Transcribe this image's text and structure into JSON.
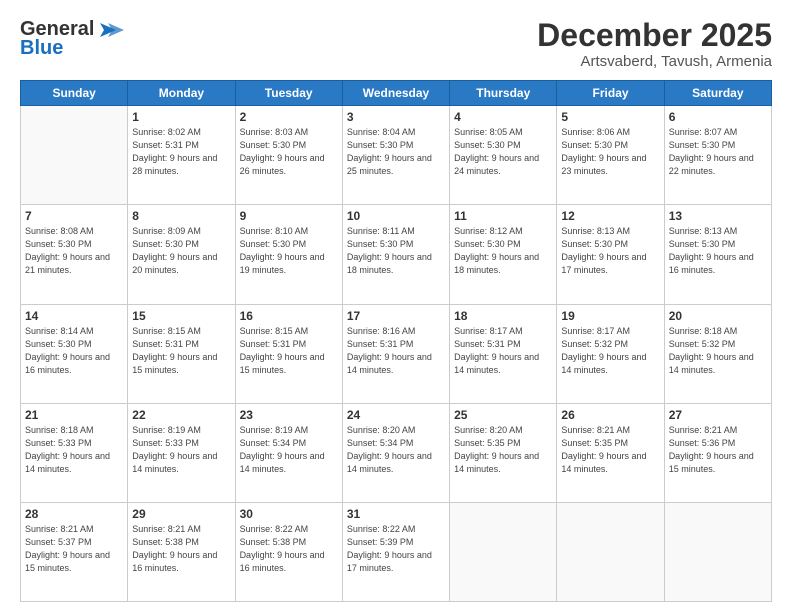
{
  "header": {
    "logo_general": "General",
    "logo_blue": "Blue",
    "month_title": "December 2025",
    "location": "Artsvaberd, Tavush, Armenia"
  },
  "days_of_week": [
    "Sunday",
    "Monday",
    "Tuesday",
    "Wednesday",
    "Thursday",
    "Friday",
    "Saturday"
  ],
  "weeks": [
    [
      {
        "day": "",
        "sunrise": "",
        "sunset": "",
        "daylight": ""
      },
      {
        "day": "1",
        "sunrise": "Sunrise: 8:02 AM",
        "sunset": "Sunset: 5:31 PM",
        "daylight": "Daylight: 9 hours and 28 minutes."
      },
      {
        "day": "2",
        "sunrise": "Sunrise: 8:03 AM",
        "sunset": "Sunset: 5:30 PM",
        "daylight": "Daylight: 9 hours and 26 minutes."
      },
      {
        "day": "3",
        "sunrise": "Sunrise: 8:04 AM",
        "sunset": "Sunset: 5:30 PM",
        "daylight": "Daylight: 9 hours and 25 minutes."
      },
      {
        "day": "4",
        "sunrise": "Sunrise: 8:05 AM",
        "sunset": "Sunset: 5:30 PM",
        "daylight": "Daylight: 9 hours and 24 minutes."
      },
      {
        "day": "5",
        "sunrise": "Sunrise: 8:06 AM",
        "sunset": "Sunset: 5:30 PM",
        "daylight": "Daylight: 9 hours and 23 minutes."
      },
      {
        "day": "6",
        "sunrise": "Sunrise: 8:07 AM",
        "sunset": "Sunset: 5:30 PM",
        "daylight": "Daylight: 9 hours and 22 minutes."
      }
    ],
    [
      {
        "day": "7",
        "sunrise": "Sunrise: 8:08 AM",
        "sunset": "Sunset: 5:30 PM",
        "daylight": "Daylight: 9 hours and 21 minutes."
      },
      {
        "day": "8",
        "sunrise": "Sunrise: 8:09 AM",
        "sunset": "Sunset: 5:30 PM",
        "daylight": "Daylight: 9 hours and 20 minutes."
      },
      {
        "day": "9",
        "sunrise": "Sunrise: 8:10 AM",
        "sunset": "Sunset: 5:30 PM",
        "daylight": "Daylight: 9 hours and 19 minutes."
      },
      {
        "day": "10",
        "sunrise": "Sunrise: 8:11 AM",
        "sunset": "Sunset: 5:30 PM",
        "daylight": "Daylight: 9 hours and 18 minutes."
      },
      {
        "day": "11",
        "sunrise": "Sunrise: 8:12 AM",
        "sunset": "Sunset: 5:30 PM",
        "daylight": "Daylight: 9 hours and 18 minutes."
      },
      {
        "day": "12",
        "sunrise": "Sunrise: 8:13 AM",
        "sunset": "Sunset: 5:30 PM",
        "daylight": "Daylight: 9 hours and 17 minutes."
      },
      {
        "day": "13",
        "sunrise": "Sunrise: 8:13 AM",
        "sunset": "Sunset: 5:30 PM",
        "daylight": "Daylight: 9 hours and 16 minutes."
      }
    ],
    [
      {
        "day": "14",
        "sunrise": "Sunrise: 8:14 AM",
        "sunset": "Sunset: 5:30 PM",
        "daylight": "Daylight: 9 hours and 16 minutes."
      },
      {
        "day": "15",
        "sunrise": "Sunrise: 8:15 AM",
        "sunset": "Sunset: 5:31 PM",
        "daylight": "Daylight: 9 hours and 15 minutes."
      },
      {
        "day": "16",
        "sunrise": "Sunrise: 8:15 AM",
        "sunset": "Sunset: 5:31 PM",
        "daylight": "Daylight: 9 hours and 15 minutes."
      },
      {
        "day": "17",
        "sunrise": "Sunrise: 8:16 AM",
        "sunset": "Sunset: 5:31 PM",
        "daylight": "Daylight: 9 hours and 14 minutes."
      },
      {
        "day": "18",
        "sunrise": "Sunrise: 8:17 AM",
        "sunset": "Sunset: 5:31 PM",
        "daylight": "Daylight: 9 hours and 14 minutes."
      },
      {
        "day": "19",
        "sunrise": "Sunrise: 8:17 AM",
        "sunset": "Sunset: 5:32 PM",
        "daylight": "Daylight: 9 hours and 14 minutes."
      },
      {
        "day": "20",
        "sunrise": "Sunrise: 8:18 AM",
        "sunset": "Sunset: 5:32 PM",
        "daylight": "Daylight: 9 hours and 14 minutes."
      }
    ],
    [
      {
        "day": "21",
        "sunrise": "Sunrise: 8:18 AM",
        "sunset": "Sunset: 5:33 PM",
        "daylight": "Daylight: 9 hours and 14 minutes."
      },
      {
        "day": "22",
        "sunrise": "Sunrise: 8:19 AM",
        "sunset": "Sunset: 5:33 PM",
        "daylight": "Daylight: 9 hours and 14 minutes."
      },
      {
        "day": "23",
        "sunrise": "Sunrise: 8:19 AM",
        "sunset": "Sunset: 5:34 PM",
        "daylight": "Daylight: 9 hours and 14 minutes."
      },
      {
        "day": "24",
        "sunrise": "Sunrise: 8:20 AM",
        "sunset": "Sunset: 5:34 PM",
        "daylight": "Daylight: 9 hours and 14 minutes."
      },
      {
        "day": "25",
        "sunrise": "Sunrise: 8:20 AM",
        "sunset": "Sunset: 5:35 PM",
        "daylight": "Daylight: 9 hours and 14 minutes."
      },
      {
        "day": "26",
        "sunrise": "Sunrise: 8:21 AM",
        "sunset": "Sunset: 5:35 PM",
        "daylight": "Daylight: 9 hours and 14 minutes."
      },
      {
        "day": "27",
        "sunrise": "Sunrise: 8:21 AM",
        "sunset": "Sunset: 5:36 PM",
        "daylight": "Daylight: 9 hours and 15 minutes."
      }
    ],
    [
      {
        "day": "28",
        "sunrise": "Sunrise: 8:21 AM",
        "sunset": "Sunset: 5:37 PM",
        "daylight": "Daylight: 9 hours and 15 minutes."
      },
      {
        "day": "29",
        "sunrise": "Sunrise: 8:21 AM",
        "sunset": "Sunset: 5:38 PM",
        "daylight": "Daylight: 9 hours and 16 minutes."
      },
      {
        "day": "30",
        "sunrise": "Sunrise: 8:22 AM",
        "sunset": "Sunset: 5:38 PM",
        "daylight": "Daylight: 9 hours and 16 minutes."
      },
      {
        "day": "31",
        "sunrise": "Sunrise: 8:22 AM",
        "sunset": "Sunset: 5:39 PM",
        "daylight": "Daylight: 9 hours and 17 minutes."
      },
      {
        "day": "",
        "sunrise": "",
        "sunset": "",
        "daylight": ""
      },
      {
        "day": "",
        "sunrise": "",
        "sunset": "",
        "daylight": ""
      },
      {
        "day": "",
        "sunrise": "",
        "sunset": "",
        "daylight": ""
      }
    ]
  ]
}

════

■ WORK TO BE COMPLETED: Go through the entries above and output them exactly, without pictures.

■ REPLY:
Transcribe this image's text and structure into JSON.
{
  "header": {
    "logo_general": "General",
    "logo_blue": "Blue",
    "month_title": "December 2025",
    "location": "Artsvaberd, Tavush, Armenia"
  },
  "days_of_week": [
    "Sunday",
    "Monday",
    "Tuesday",
    "Wednesday",
    "Thursday",
    "Friday",
    "Saturday"
  ],
  "weeks": [
    [
      {
        "day": "",
        "sunrise": "",
        "sunset": "",
        "daylight": ""
      },
      {
        "day": "1",
        "sunrise": "Sunrise: 8:02 AM",
        "sunset": "Sunset: 5:31 PM",
        "daylight": "Daylight: 9 hours and 28 minutes."
      },
      {
        "day": "2",
        "sunrise": "Sunrise: 8:03 AM",
        "sunset": "Sunset: 5:30 PM",
        "daylight": "Daylight: 9 hours and 26 minutes."
      },
      {
        "day": "3",
        "sunrise": "Sunrise: 8:04 AM",
        "sunset": "Sunset: 5:30 PM",
        "daylight": "Daylight: 9 hours and 25 minutes."
      },
      {
        "day": "4",
        "sunrise": "Sunrise: 8:05 AM",
        "sunset": "Sunset: 5:30 PM",
        "daylight": "Daylight: 9 hours and 24 minutes."
      },
      {
        "day": "5",
        "sunrise": "Sunrise: 8:06 AM",
        "sunset": "Sunset: 5:30 PM",
        "daylight": "Daylight: 9 hours and 23 minutes."
      },
      {
        "day": "6",
        "sunrise": "Sunrise: 8:07 AM",
        "sunset": "Sunset: 5:30 PM",
        "daylight": "Daylight: 9 hours and 22 minutes."
      }
    ],
    [
      {
        "day": "7",
        "sunrise": "Sunrise: 8:08 AM",
        "sunset": "Sunset: 5:30 PM",
        "daylight": "Daylight: 9 hours and 21 minutes."
      },
      {
        "day": "8",
        "sunrise": "Sunrise: 8:09 AM",
        "sunset": "Sunset: 5:30 PM",
        "daylight": "Daylight: 9 hours and 20 minutes."
      },
      {
        "day": "9",
        "sunrise": "Sunrise: 8:10 AM",
        "sunset": "Sunset: 5:30 PM",
        "daylight": "Daylight: 9 hours and 19 minutes."
      },
      {
        "day": "10",
        "sunrise": "Sunrise: 8:11 AM",
        "sunset": "Sunset: 5:30 PM",
        "daylight": "Daylight: 9 hours and 18 minutes."
      },
      {
        "day": "11",
        "sunrise": "Sunrise: 8:12 AM",
        "sunset": "Sunset: 5:30 PM",
        "daylight": "Daylight: 9 hours and 18 minutes."
      },
      {
        "day": "12",
        "sunrise": "Sunrise: 8:13 AM",
        "sunset": "Sunset: 5:30 PM",
        "daylight": "Daylight: 9 hours and 17 minutes."
      },
      {
        "day": "13",
        "sunrise": "Sunrise: 8:13 AM",
        "sunset": "Sunset: 5:30 PM",
        "daylight": "Daylight: 9 hours and 16 minutes."
      }
    ],
    [
      {
        "day": "14",
        "sunrise": "Sunrise: 8:14 AM",
        "sunset": "Sunset: 5:30 PM",
        "daylight": "Daylight: 9 hours and 16 minutes."
      },
      {
        "day": "15",
        "sunrise": "Sunrise: 8:15 AM",
        "sunset": "Sunset: 5:31 PM",
        "daylight": "Daylight: 9 hours and 15 minutes."
      },
      {
        "day": "16",
        "sunrise": "Sunrise: 8:15 AM",
        "sunset": "Sunset: 5:31 PM",
        "daylight": "Daylight: 9 hours and 15 minutes."
      },
      {
        "day": "17",
        "sunrise": "Sunrise: 8:16 AM",
        "sunset": "Sunset: 5:31 PM",
        "daylight": "Daylight: 9 hours and 14 minutes."
      },
      {
        "day": "18",
        "sunrise": "Sunrise: 8:17 AM",
        "sunset": "Sunset: 5:31 PM",
        "daylight": "Daylight: 9 hours and 14 minutes."
      },
      {
        "day": "19",
        "sunrise": "Sunrise: 8:17 AM",
        "sunset": "Sunset: 5:32 PM",
        "daylight": "Daylight: 9 hours and 14 minutes."
      },
      {
        "day": "20",
        "sunrise": "Sunrise: 8:18 AM",
        "sunset": "Sunset: 5:32 PM",
        "daylight": "Daylight: 9 hours and 14 minutes."
      }
    ],
    [
      {
        "day": "21",
        "sunrise": "Sunrise: 8:18 AM",
        "sunset": "Sunset: 5:33 PM",
        "daylight": "Daylight: 9 hours and 14 minutes."
      },
      {
        "day": "22",
        "sunrise": "Sunrise: 8:19 AM",
        "sunset": "Sunset: 5:33 PM",
        "daylight": "Daylight: 9 hours and 14 minutes."
      },
      {
        "day": "23",
        "sunrise": "Sunrise: 8:19 AM",
        "sunset": "Sunset: 5:34 PM",
        "daylight": "Daylight: 9 hours and 14 minutes."
      },
      {
        "day": "24",
        "sunrise": "Sunrise: 8:20 AM",
        "sunset": "Sunset: 5:34 PM",
        "daylight": "Daylight: 9 hours and 14 minutes."
      },
      {
        "day": "25",
        "sunrise": "Sunrise: 8:20 AM",
        "sunset": "Sunset: 5:35 PM",
        "daylight": "Daylight: 9 hours and 14 minutes."
      },
      {
        "day": "26",
        "sunrise": "Sunrise: 8:21 AM",
        "sunset": "Sunset: 5:35 PM",
        "daylight": "Daylight: 9 hours and 14 minutes."
      },
      {
        "day": "27",
        "sunrise": "Sunrise: 8:21 AM",
        "sunset": "Sunset: 5:36 PM",
        "daylight": "Daylight: 9 hours and 15 minutes."
      }
    ],
    [
      {
        "day": "28",
        "sunrise": "Sunrise: 8:21 AM",
        "sunset": "Sunset: 5:37 PM",
        "daylight": "Daylight: 9 hours and 15 minutes."
      },
      {
        "day": "29",
        "sunrise": "Sunrise: 8:21 AM",
        "sunset": "Sunset: 5:38 PM",
        "daylight": "Daylight: 9 hours and 16 minutes."
      },
      {
        "day": "30",
        "sunrise": "Sunrise: 8:22 AM",
        "sunset": "Sunset: 5:38 PM",
        "daylight": "Daylight: 9 hours and 16 minutes."
      },
      {
        "day": "31",
        "sunrise": "Sunrise: 8:22 AM",
        "sunset": "Sunset: 5:39 PM",
        "daylight": "Daylight: 9 hours and 17 minutes."
      },
      {
        "day": "",
        "sunrise": "",
        "sunset": "",
        "daylight": ""
      },
      {
        "day": "",
        "sunrise": "",
        "sunset": "",
        "daylight": ""
      },
      {
        "day": "",
        "sunrise": "",
        "sunset": "",
        "daylight": ""
      }
    ]
  ]
}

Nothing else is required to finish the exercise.